DESCRIPTION OF THE TASK
Single out the lines of the material that contain "JSON" and copy them.

[START DATASET EXTRACT]

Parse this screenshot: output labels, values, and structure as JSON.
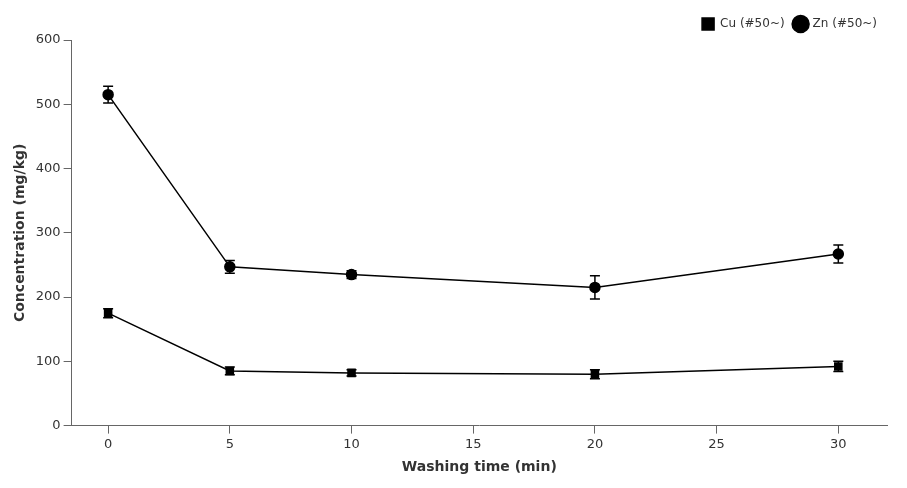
{
  "chart_data": {
    "type": "line",
    "x": [
      0,
      5,
      10,
      20,
      30
    ],
    "series": [
      {
        "name": "Cu (#50~)",
        "color": "#000000",
        "marker": "square",
        "values": [
          175,
          85,
          82,
          80,
          92
        ],
        "yerr": [
          7,
          6,
          5,
          7,
          8
        ]
      },
      {
        "name": "Zn (#50~)",
        "color": "#000000",
        "marker": "circle",
        "values": [
          515,
          247,
          235,
          215,
          267
        ],
        "yerr": [
          13,
          10,
          6,
          18,
          14
        ]
      }
    ],
    "xlabel": "Washing time (min)",
    "ylabel": "Concentration (mg/kg)",
    "xlim": [
      -1.5,
      32
    ],
    "ylim": [
      0,
      600
    ],
    "xticks": [
      0,
      5,
      10,
      15,
      20,
      25,
      30
    ],
    "yticks": [
      0,
      100,
      200,
      300,
      400,
      500,
      600
    ],
    "grid": false,
    "legend": "upper right"
  }
}
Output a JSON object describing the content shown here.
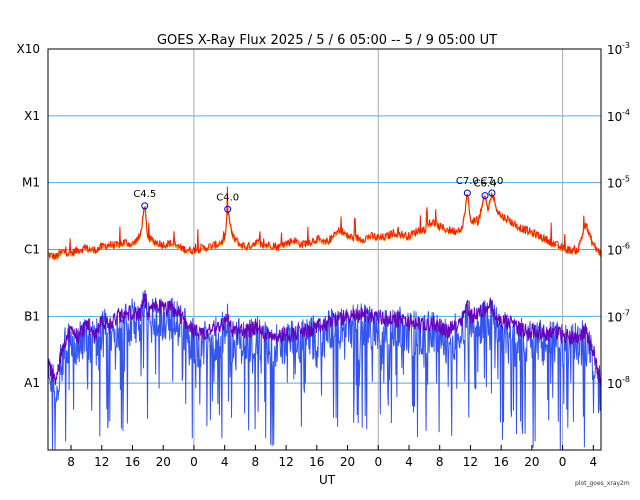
{
  "chart_data": {
    "type": "line",
    "title": "GOES X-Ray Flux   2025 /  5 /  6   05:00 --  5 /  9   05:00   UT",
    "xlabel": "UT",
    "footer": "plot_goes_xray2m",
    "x_range_hours": [
      0,
      72
    ],
    "x_ticks": [
      {
        "t": 3,
        "label": "8"
      },
      {
        "t": 7,
        "label": "12"
      },
      {
        "t": 11,
        "label": "16"
      },
      {
        "t": 15,
        "label": "20"
      },
      {
        "t": 19,
        "label": "0"
      },
      {
        "t": 23,
        "label": "4"
      },
      {
        "t": 27,
        "label": "8"
      },
      {
        "t": 31,
        "label": "12"
      },
      {
        "t": 35,
        "label": "16"
      },
      {
        "t": 39,
        "label": "20"
      },
      {
        "t": 43,
        "label": "0"
      },
      {
        "t": 47,
        "label": "4"
      },
      {
        "t": 51,
        "label": "8"
      },
      {
        "t": 55,
        "label": "12"
      },
      {
        "t": 59,
        "label": "16"
      },
      {
        "t": 63,
        "label": "20"
      },
      {
        "t": 67,
        "label": "0"
      },
      {
        "t": 71,
        "label": "4"
      }
    ],
    "day_boundaries_hours": [
      19,
      43,
      67
    ],
    "y_scale": "log",
    "ylim": [
      1e-09,
      0.001
    ],
    "y_left_labels": [
      {
        "v": 0.001,
        "label": "X10"
      },
      {
        "v": 0.0001,
        "label": "X1"
      },
      {
        "v": 1e-05,
        "label": "M1"
      },
      {
        "v": 1e-06,
        "label": "C1"
      },
      {
        "v": 1e-07,
        "label": "B1"
      },
      {
        "v": 1e-08,
        "label": "A1"
      }
    ],
    "y_right_labels": [
      {
        "v": 0.001,
        "mant": "10",
        "exp": "-3"
      },
      {
        "v": 0.0001,
        "mant": "10",
        "exp": "-4"
      },
      {
        "v": 1e-05,
        "mant": "10",
        "exp": "-5"
      },
      {
        "v": 1e-06,
        "mant": "10",
        "exp": "-6"
      },
      {
        "v": 1e-07,
        "mant": "10",
        "exp": "-7"
      },
      {
        "v": 1e-08,
        "mant": "10",
        "exp": "-8"
      }
    ],
    "class_gridlines": [
      0.0001,
      1e-05,
      1e-06,
      1e-07,
      1e-08
    ],
    "colors": {
      "long_channel": "#ee2200",
      "long_channel_2": "#ff8800",
      "short_channel": "#6600bb",
      "short_channel_2": "#3355ee",
      "grid": "#55aadd",
      "day_line": "#aaaaaa",
      "flare_marker": "#0000cc"
    },
    "flares": [
      {
        "t": 12.6,
        "flux": 4.5e-06,
        "label": "C4.5"
      },
      {
        "t": 23.4,
        "flux": 4e-06,
        "label": "C4.0"
      },
      {
        "t": 54.6,
        "flux": 7e-06,
        "label": "C7.0"
      },
      {
        "t": 56.9,
        "flux": 6.4e-06,
        "label": "C6.4"
      },
      {
        "t": 57.8,
        "flux": 7e-06,
        "label": "C7.0"
      }
    ],
    "series": [
      {
        "channel": "long",
        "points": [
          [
            0,
            8.5e-07
          ],
          [
            1,
            7.8e-07
          ],
          [
            2,
            9.5e-07
          ],
          [
            3,
            8.8e-07
          ],
          [
            4,
            1e-06
          ],
          [
            5,
            1.05e-06
          ],
          [
            6,
            9.8e-07
          ],
          [
            7,
            1.1e-06
          ],
          [
            8,
            1.2e-06
          ],
          [
            9,
            1.15e-06
          ],
          [
            10,
            1.3e-06
          ],
          [
            11,
            1.2e-06
          ],
          [
            12,
            1.6e-06
          ],
          [
            12.6,
            4.5e-06
          ],
          [
            13,
            1.5e-06
          ],
          [
            14,
            1.3e-06
          ],
          [
            15,
            1.2e-06
          ],
          [
            16,
            1.25e-06
          ],
          [
            17,
            1.1e-06
          ],
          [
            18,
            1e-06
          ],
          [
            19,
            9.8e-07
          ],
          [
            20,
            1.05e-06
          ],
          [
            21,
            1.1e-06
          ],
          [
            22,
            1.2e-06
          ],
          [
            23,
            1.4e-06
          ],
          [
            23.4,
            4e-06
          ],
          [
            24,
            1.6e-06
          ],
          [
            25,
            1.2e-06
          ],
          [
            26,
            1.1e-06
          ],
          [
            27,
            1.3e-06
          ],
          [
            28,
            1.15e-06
          ],
          [
            29,
            1.2e-06
          ],
          [
            30,
            1.1e-06
          ],
          [
            31,
            1.25e-06
          ],
          [
            32,
            1.4e-06
          ],
          [
            33,
            1.2e-06
          ],
          [
            34,
            1.3e-06
          ],
          [
            35,
            1.45e-06
          ],
          [
            36,
            1.25e-06
          ],
          [
            37,
            1.5e-06
          ],
          [
            38,
            2e-06
          ],
          [
            39,
            1.6e-06
          ],
          [
            40,
            1.5e-06
          ],
          [
            41,
            1.45e-06
          ],
          [
            42,
            1.6e-06
          ],
          [
            43,
            1.5e-06
          ],
          [
            44,
            1.55e-06
          ],
          [
            45,
            1.8e-06
          ],
          [
            46,
            1.7e-06
          ],
          [
            47,
            1.6e-06
          ],
          [
            48,
            1.9e-06
          ],
          [
            49,
            2e-06
          ],
          [
            50,
            2.6e-06
          ],
          [
            51,
            2.2e-06
          ],
          [
            52,
            2e-06
          ],
          [
            53,
            1.9e-06
          ],
          [
            54,
            2.2e-06
          ],
          [
            54.6,
            7e-06
          ],
          [
            55,
            2.8e-06
          ],
          [
            56,
            2.6e-06
          ],
          [
            56.9,
            6.4e-06
          ],
          [
            57.3,
            4e-06
          ],
          [
            57.8,
            7e-06
          ],
          [
            58.5,
            4e-06
          ],
          [
            59,
            3.2e-06
          ],
          [
            60,
            2.8e-06
          ],
          [
            61,
            2.3e-06
          ],
          [
            62,
            2e-06
          ],
          [
            63,
            1.8e-06
          ],
          [
            64,
            1.6e-06
          ],
          [
            65,
            1.4e-06
          ],
          [
            66,
            1.2e-06
          ],
          [
            67,
            1.05e-06
          ],
          [
            68,
            9.8e-07
          ],
          [
            69,
            1e-06
          ],
          [
            70,
            2.5e-06
          ],
          [
            70.5,
            1.6e-06
          ],
          [
            71,
            1.2e-06
          ],
          [
            72,
            8.5e-07
          ]
        ]
      },
      {
        "channel": "short",
        "points": [
          [
            0,
            2e-08
          ],
          [
            1,
            1e-08
          ],
          [
            2,
            4e-08
          ],
          [
            3,
            6e-08
          ],
          [
            4,
            5e-08
          ],
          [
            5,
            8e-08
          ],
          [
            6,
            5e-08
          ],
          [
            7,
            9e-08
          ],
          [
            8,
            7e-08
          ],
          [
            9,
            1e-07
          ],
          [
            10,
            1e-07
          ],
          [
            11,
            1.2e-07
          ],
          [
            12,
            1e-07
          ],
          [
            12.6,
            2e-07
          ],
          [
            13,
            1e-07
          ],
          [
            14,
            1.5e-07
          ],
          [
            15,
            1.3e-07
          ],
          [
            16,
            1.3e-07
          ],
          [
            17,
            1.1e-07
          ],
          [
            18,
            8e-08
          ],
          [
            19,
            6e-08
          ],
          [
            20,
            5e-08
          ],
          [
            21,
            6e-08
          ],
          [
            22,
            7e-08
          ],
          [
            23,
            8e-08
          ],
          [
            23.4,
            1e-07
          ],
          [
            24,
            6e-08
          ],
          [
            25,
            6e-08
          ],
          [
            26,
            6e-08
          ],
          [
            27,
            7e-08
          ],
          [
            28,
            5.5e-08
          ],
          [
            29,
            5.5e-08
          ],
          [
            30,
            5e-08
          ],
          [
            31,
            5.5e-08
          ],
          [
            32,
            5.5e-08
          ],
          [
            33,
            6e-08
          ],
          [
            34,
            6e-08
          ],
          [
            35,
            7e-08
          ],
          [
            36,
            7e-08
          ],
          [
            37,
            9e-08
          ],
          [
            38,
            9e-08
          ],
          [
            39,
            1e-07
          ],
          [
            40,
            1e-07
          ],
          [
            41,
            1.1e-07
          ],
          [
            42,
            1e-07
          ],
          [
            43,
            1e-07
          ],
          [
            44,
            9e-08
          ],
          [
            45,
            9e-08
          ],
          [
            46,
            9e-08
          ],
          [
            47,
            8e-08
          ],
          [
            48,
            8e-08
          ],
          [
            49,
            7e-08
          ],
          [
            50,
            8e-08
          ],
          [
            51,
            7e-08
          ],
          [
            52,
            6e-08
          ],
          [
            53,
            7e-08
          ],
          [
            54,
            1e-07
          ],
          [
            54.6,
            1.5e-07
          ],
          [
            55,
            1e-07
          ],
          [
            56,
            1.1e-07
          ],
          [
            56.9,
            1.3e-07
          ],
          [
            57.8,
            1.5e-07
          ],
          [
            58,
            1e-07
          ],
          [
            59,
            8e-08
          ],
          [
            60,
            8e-08
          ],
          [
            61,
            7e-08
          ],
          [
            62,
            6e-08
          ],
          [
            63,
            6e-08
          ],
          [
            64,
            6e-08
          ],
          [
            65,
            5.5e-08
          ],
          [
            66,
            6e-08
          ],
          [
            67,
            5e-08
          ],
          [
            68,
            5e-08
          ],
          [
            69,
            5e-08
          ],
          [
            70,
            6e-08
          ],
          [
            71,
            3e-08
          ],
          [
            72,
            1e-08
          ]
        ]
      }
    ]
  }
}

[END DATASET EXTRACT]

COMPLETED EXERCISE
Parse this screenshot: output labels, values, and structure as JSON.
Output a JSON object describing the content shown here.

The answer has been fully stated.